▶ _What the task requires_: Check each line of the entries below for the string "this"; copy every line where it appears.

__________________________________________________

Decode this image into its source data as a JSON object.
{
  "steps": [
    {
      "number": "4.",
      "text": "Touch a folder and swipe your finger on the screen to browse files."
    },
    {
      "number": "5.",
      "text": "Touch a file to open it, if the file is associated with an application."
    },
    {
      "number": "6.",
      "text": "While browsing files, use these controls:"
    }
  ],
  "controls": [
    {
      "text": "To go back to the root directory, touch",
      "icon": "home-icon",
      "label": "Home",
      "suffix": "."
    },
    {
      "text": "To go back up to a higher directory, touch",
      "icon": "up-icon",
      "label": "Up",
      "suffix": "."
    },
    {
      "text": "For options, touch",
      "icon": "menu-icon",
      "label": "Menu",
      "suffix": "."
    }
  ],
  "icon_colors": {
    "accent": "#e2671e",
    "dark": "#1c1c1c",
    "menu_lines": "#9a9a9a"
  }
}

__________________________________________________

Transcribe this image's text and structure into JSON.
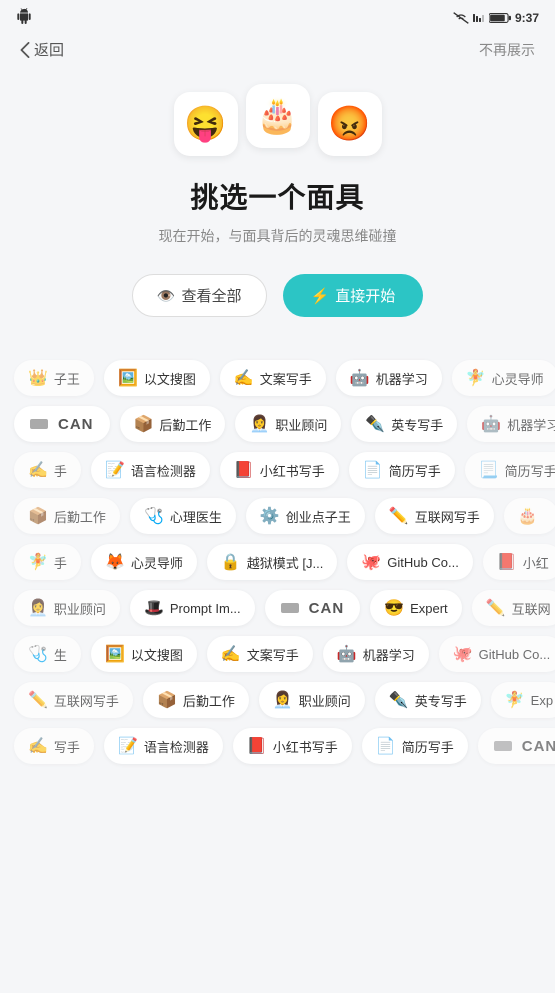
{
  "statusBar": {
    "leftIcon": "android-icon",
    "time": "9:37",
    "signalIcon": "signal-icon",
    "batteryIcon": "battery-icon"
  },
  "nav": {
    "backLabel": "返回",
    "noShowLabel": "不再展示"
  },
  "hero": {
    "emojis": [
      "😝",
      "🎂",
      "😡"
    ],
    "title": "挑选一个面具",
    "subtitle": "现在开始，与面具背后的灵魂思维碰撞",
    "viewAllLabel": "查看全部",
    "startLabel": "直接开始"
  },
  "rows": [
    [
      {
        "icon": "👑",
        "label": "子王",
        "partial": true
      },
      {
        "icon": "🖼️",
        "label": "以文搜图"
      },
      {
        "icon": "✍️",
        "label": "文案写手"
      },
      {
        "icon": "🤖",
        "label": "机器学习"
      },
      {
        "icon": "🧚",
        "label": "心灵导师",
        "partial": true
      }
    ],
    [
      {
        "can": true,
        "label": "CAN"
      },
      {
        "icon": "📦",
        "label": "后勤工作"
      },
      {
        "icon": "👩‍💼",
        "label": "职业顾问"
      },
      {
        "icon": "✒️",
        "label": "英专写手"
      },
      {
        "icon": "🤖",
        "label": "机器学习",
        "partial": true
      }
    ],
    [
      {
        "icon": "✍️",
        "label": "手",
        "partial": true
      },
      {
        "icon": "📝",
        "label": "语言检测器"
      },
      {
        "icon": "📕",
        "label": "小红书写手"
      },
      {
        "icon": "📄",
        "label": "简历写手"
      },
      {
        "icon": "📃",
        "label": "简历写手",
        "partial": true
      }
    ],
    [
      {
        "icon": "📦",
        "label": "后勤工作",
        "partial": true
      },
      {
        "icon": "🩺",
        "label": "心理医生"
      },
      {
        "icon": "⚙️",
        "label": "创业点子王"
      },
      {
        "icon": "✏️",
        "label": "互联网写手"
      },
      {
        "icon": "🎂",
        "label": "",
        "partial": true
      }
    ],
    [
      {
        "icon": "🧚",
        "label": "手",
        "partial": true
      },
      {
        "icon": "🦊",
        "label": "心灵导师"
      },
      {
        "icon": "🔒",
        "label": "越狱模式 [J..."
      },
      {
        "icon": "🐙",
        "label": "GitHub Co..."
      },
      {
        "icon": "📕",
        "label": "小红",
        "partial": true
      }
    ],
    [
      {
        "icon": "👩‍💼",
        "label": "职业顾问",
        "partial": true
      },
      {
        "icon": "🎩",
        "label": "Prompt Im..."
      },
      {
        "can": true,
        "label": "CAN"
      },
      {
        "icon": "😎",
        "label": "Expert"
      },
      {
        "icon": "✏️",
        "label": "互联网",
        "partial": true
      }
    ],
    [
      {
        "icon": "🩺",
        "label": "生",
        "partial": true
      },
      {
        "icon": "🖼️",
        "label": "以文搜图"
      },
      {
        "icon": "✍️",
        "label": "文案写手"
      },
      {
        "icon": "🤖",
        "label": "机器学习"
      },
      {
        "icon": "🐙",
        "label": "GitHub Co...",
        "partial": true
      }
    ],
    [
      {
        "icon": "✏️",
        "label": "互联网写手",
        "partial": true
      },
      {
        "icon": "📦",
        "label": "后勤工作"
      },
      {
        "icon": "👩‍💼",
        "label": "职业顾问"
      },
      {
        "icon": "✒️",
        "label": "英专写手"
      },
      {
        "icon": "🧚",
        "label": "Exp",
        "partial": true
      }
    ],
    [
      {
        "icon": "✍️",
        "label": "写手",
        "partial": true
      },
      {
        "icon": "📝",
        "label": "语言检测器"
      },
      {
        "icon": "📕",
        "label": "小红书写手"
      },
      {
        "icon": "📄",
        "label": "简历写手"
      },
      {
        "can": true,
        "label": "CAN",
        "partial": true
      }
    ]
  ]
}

__________________________________________________

▶ _Complete response_:
Decode this image into its source data as a JSON object.
Transcribe this image's text and structure into JSON.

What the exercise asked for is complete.